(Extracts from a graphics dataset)
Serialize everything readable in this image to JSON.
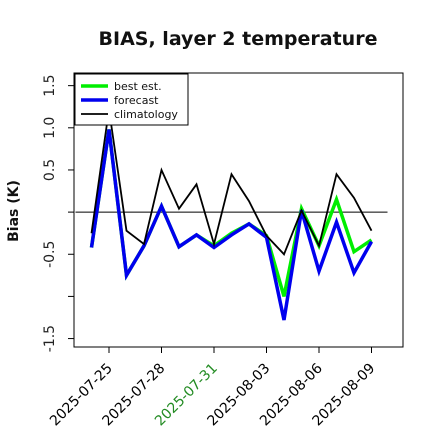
{
  "chart_data": {
    "type": "line",
    "title": "BIAS, layer 2 temperature",
    "xlabel": "",
    "ylabel": "Bias (K)",
    "ylim": [
      -1.6,
      1.65
    ],
    "xlim": [
      -1.0,
      17.8
    ],
    "x_tick_positions": [
      1,
      4,
      7,
      10,
      13,
      16
    ],
    "x_tick_labels": [
      "2025-07-25",
      "2025-07-28",
      "2025-07-31",
      "2025-08-03",
      "2025-08-06",
      "2025-08-09"
    ],
    "x_tick_colors": [
      "#000000",
      "#000000",
      "#228b22",
      "#000000",
      "#000000",
      "#000000"
    ],
    "y_ticks": [
      -1.5,
      -1.0,
      -0.5,
      0.0,
      0.5,
      1.0,
      1.5
    ],
    "y_tick_labels": [
      "-1.5",
      "",
      "-0.5",
      "",
      "0.5",
      "1.0",
      "1.5"
    ],
    "reference_line": 0.0,
    "x": [
      "2025-07-24",
      "2025-07-25",
      "2025-07-26",
      "2025-07-27",
      "2025-07-28",
      "2025-07-29",
      "2025-07-30",
      "2025-07-31",
      "2025-08-01",
      "2025-08-02",
      "2025-08-03",
      "2025-08-04",
      "2025-08-05",
      "2025-08-06",
      "2025-08-07",
      "2025-08-08",
      "2025-08-09"
    ],
    "series": [
      {
        "name": "best est.",
        "color": "#00ee00",
        "width": 3.5,
        "values": [
          -0.42,
          0.98,
          -0.75,
          -0.4,
          0.07,
          -0.41,
          -0.27,
          -0.4,
          -0.25,
          -0.14,
          -0.28,
          -1.0,
          0.04,
          -0.4,
          0.15,
          -0.47,
          -0.33
        ]
      },
      {
        "name": "forecast",
        "color": "#0000ee",
        "width": 3.5,
        "values": [
          -0.42,
          0.98,
          -0.75,
          -0.4,
          0.07,
          -0.41,
          -0.27,
          -0.42,
          -0.27,
          -0.14,
          -0.3,
          -1.28,
          0.02,
          -0.7,
          -0.12,
          -0.72,
          -0.35
        ]
      },
      {
        "name": "climatology",
        "color": "#000000",
        "width": 1.8,
        "values": [
          -0.25,
          1.22,
          -0.22,
          -0.38,
          0.5,
          0.04,
          0.33,
          -0.38,
          0.45,
          0.13,
          -0.28,
          -0.5,
          0.02,
          -0.4,
          0.45,
          0.17,
          -0.22
        ]
      }
    ],
    "legend": "top-left",
    "grid": false
  }
}
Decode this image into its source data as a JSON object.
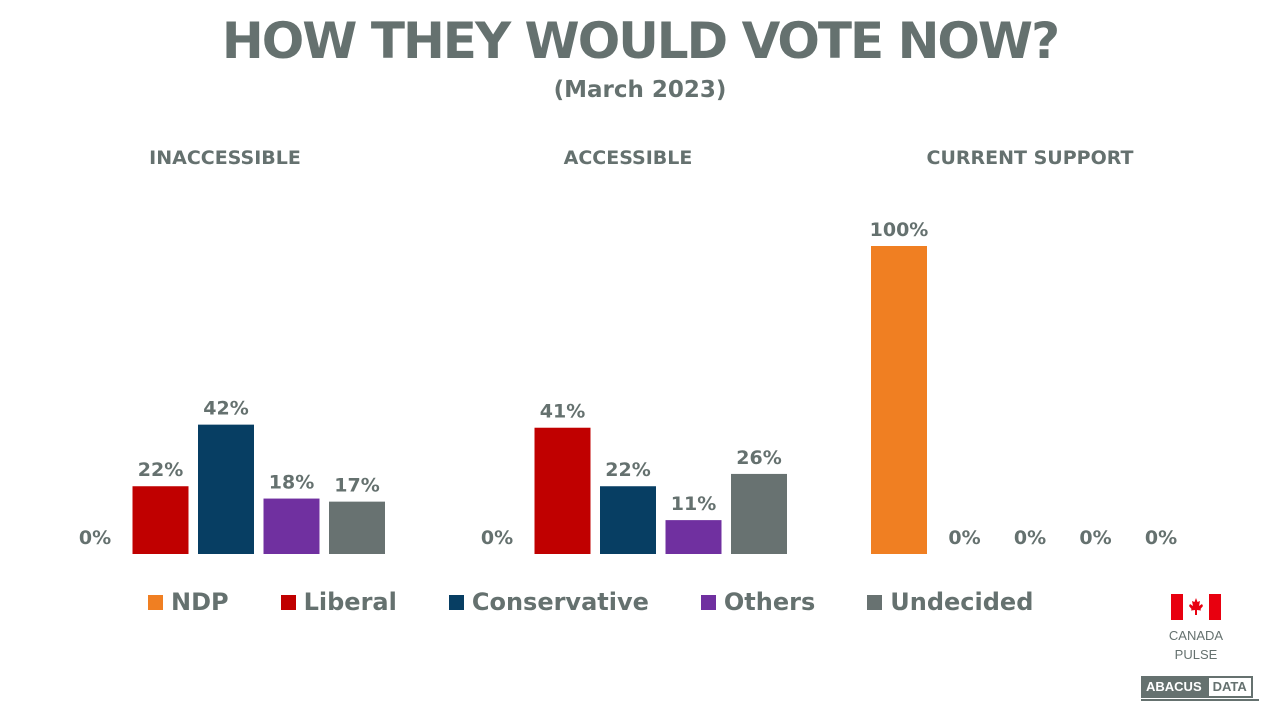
{
  "title": "HOW THEY WOULD VOTE NOW?",
  "subtitle": "(March 2023)",
  "colors": {
    "NDP": "#f07f22",
    "Liberal": "#c00000",
    "Conservative": "#073e63",
    "Others": "#7030a0",
    "Undecided": "#687271",
    "text": "#65716f"
  },
  "chart_data": {
    "type": "bar",
    "categories": [
      "NDP",
      "Liberal",
      "Conservative",
      "Others",
      "Undecided"
    ],
    "ylim": [
      0,
      100
    ],
    "panels": [
      {
        "title": "INACCESSIBLE",
        "values": [
          0,
          22,
          42,
          18,
          17
        ],
        "labels": [
          "0%",
          "22%",
          "42%",
          "18%",
          "17%"
        ]
      },
      {
        "title": "ACCESSIBLE",
        "values": [
          0,
          41,
          22,
          11,
          26
        ],
        "labels": [
          "0%",
          "41%",
          "22%",
          "11%",
          "26%"
        ]
      },
      {
        "title": "CURRENT SUPPORT",
        "values": [
          100,
          0,
          0,
          0,
          0
        ],
        "labels": [
          "100%",
          "0%",
          "0%",
          "0%",
          "0%"
        ]
      }
    ],
    "legend": [
      "NDP",
      "Liberal",
      "Conservative",
      "Others",
      "Undecided"
    ],
    "legend_position": "bottom"
  },
  "branding": {
    "pulse_line1": "CANADA",
    "pulse_line2": "PULSE",
    "abacus_left": "ABACUS",
    "abacus_right": "DATA"
  }
}
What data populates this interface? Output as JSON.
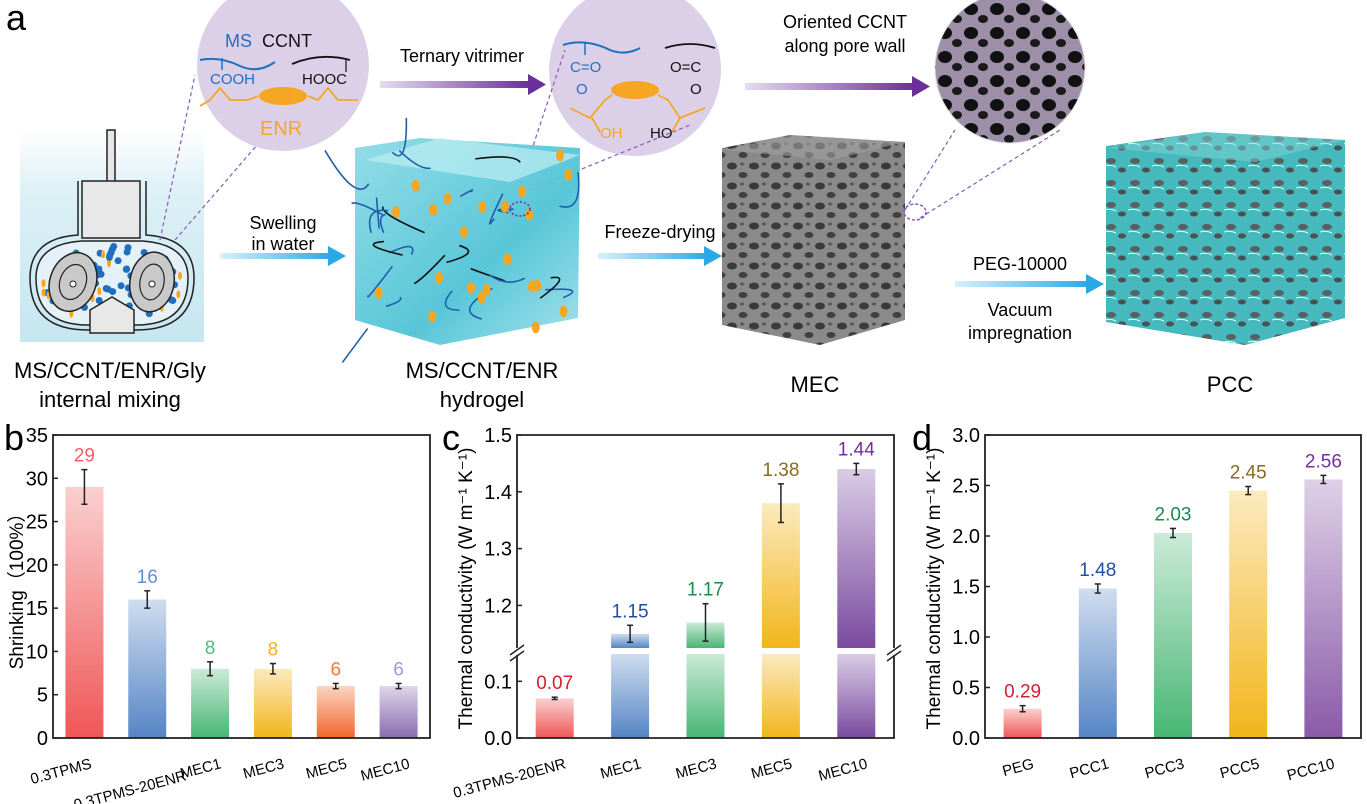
{
  "panel_letters": {
    "a": "a",
    "b": "b",
    "c": "c",
    "d": "d"
  },
  "schematic": {
    "circle1": {
      "ms": "MS",
      "ccnt": "CCNT",
      "cooh": "COOH",
      "hooc": "HOOC",
      "enr": "ENR"
    },
    "circle2": {
      "co_left": "C=O",
      "o_left": "O",
      "co_right": "O=C",
      "o_right": "O",
      "oh": "OH",
      "ho": "HO"
    },
    "arrows": {
      "ternary": "Ternary vitrimer",
      "swelling_1": "Swelling",
      "swelling_2": "in water",
      "freeze": "Freeze-drying",
      "oriented_1": "Oriented CCNT",
      "oriented_2": "along pore wall",
      "peg": "PEG-10000",
      "vacuum_1": "Vacuum",
      "vacuum_2": "impregnation"
    },
    "labels": {
      "mixing_1": "MS/CCNT/ENR/Gly",
      "mixing_2": "internal mixing",
      "hydrogel_1": "MS/CCNT/ENR",
      "hydrogel_2": "hydrogel",
      "mec": "MEC",
      "pcc": "PCC"
    },
    "colors": {
      "ms": "#1f6fc0",
      "enr": "#f5a623",
      "circle": "#dcd0e8",
      "arrow_purple": "#7a3fa0",
      "arrow_blue": "#3ab0e6"
    }
  },
  "chart_data": [
    {
      "id": "b",
      "type": "bar",
      "categories": [
        "0.3TPMS",
        "0.3TPMS-20ENR",
        "MEC1",
        "MEC3",
        "MEC5",
        "MEC10"
      ],
      "values": [
        29,
        16,
        8,
        8,
        6,
        6
      ],
      "errors": [
        2,
        1,
        0.8,
        0.6,
        0.3,
        0.3
      ],
      "data_labels": [
        "29",
        "16",
        "8",
        "8",
        "6",
        "6"
      ],
      "ylabel": "Shrinking（100%）",
      "xlabel": "",
      "ylim": [
        0,
        35
      ],
      "yticks": [
        "0",
        "5",
        "10",
        "15",
        "20",
        "25",
        "30",
        "35"
      ],
      "bar_colors": [
        "#ef5656",
        "#5585c5",
        "#47b673",
        "#f2b51a",
        "#f2662a",
        "#8a6cb0"
      ],
      "label_colors": [
        "#f25f68",
        "#5b8fdc",
        "#4cbf7a",
        "#f5b51c",
        "#f57a30",
        "#b591d6"
      ]
    },
    {
      "id": "c",
      "type": "bar",
      "categories": [
        "0.3TPMS-20ENR",
        "MEC1",
        "MEC3",
        "MEC5",
        "MEC10"
      ],
      "values": [
        0.07,
        1.15,
        1.17,
        1.38,
        1.44
      ],
      "errors": [
        0.002,
        0.015,
        0.033,
        0.034,
        0.01
      ],
      "data_labels": [
        "0.07",
        "1.15",
        "1.17",
        "1.38",
        "1.44"
      ],
      "ylabel": "Thermal conductivity (W m⁻¹ K⁻¹)",
      "xlabel": "",
      "axis_break": [
        0.15,
        1.125
      ],
      "ylim": [
        0,
        1.5
      ],
      "yticks": [
        "0.0",
        "0.1",
        "1.2",
        "1.3",
        "1.4",
        "1.5"
      ],
      "bar_colors": [
        "#ef5656",
        "#5585c5",
        "#47b673",
        "#f2b51a",
        "#7a4aa0"
      ],
      "label_colors": [
        "#d42030",
        "#1f4fa8",
        "#1a8a4a",
        "#8a6a22",
        "#7030a0"
      ]
    },
    {
      "id": "d",
      "type": "bar",
      "categories": [
        "PEG",
        "PCC1",
        "PCC3",
        "PCC5",
        "PCC10"
      ],
      "values": [
        0.29,
        1.48,
        2.03,
        2.45,
        2.56
      ],
      "errors": [
        0.03,
        0.045,
        0.045,
        0.04,
        0.04
      ],
      "data_labels": [
        "0.29",
        "1.48",
        "2.03",
        "2.45",
        "2.56"
      ],
      "ylabel": "Thermal conductivity (W m⁻¹ K⁻¹)",
      "xlabel": "",
      "ylim": [
        0,
        3.0
      ],
      "yticks": [
        "0.0",
        "0.5",
        "1.0",
        "1.5",
        "2.0",
        "2.5",
        "3.0"
      ],
      "bar_colors": [
        "#ef5656",
        "#5585c5",
        "#47b673",
        "#f2b51a",
        "#8a5aa8"
      ],
      "label_colors": [
        "#d42030",
        "#1f4fa8",
        "#1a8a4a",
        "#8a6a22",
        "#7030a0"
      ]
    }
  ]
}
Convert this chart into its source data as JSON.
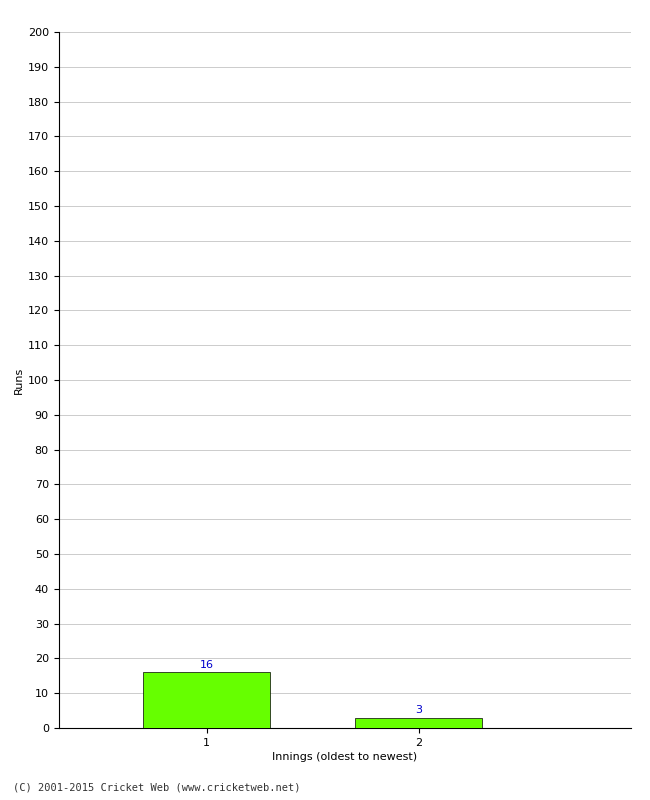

→ WHAT IS ASKED:
Report only the number of lines in the records that include the word "image".

→ CORRECT RESULT:
2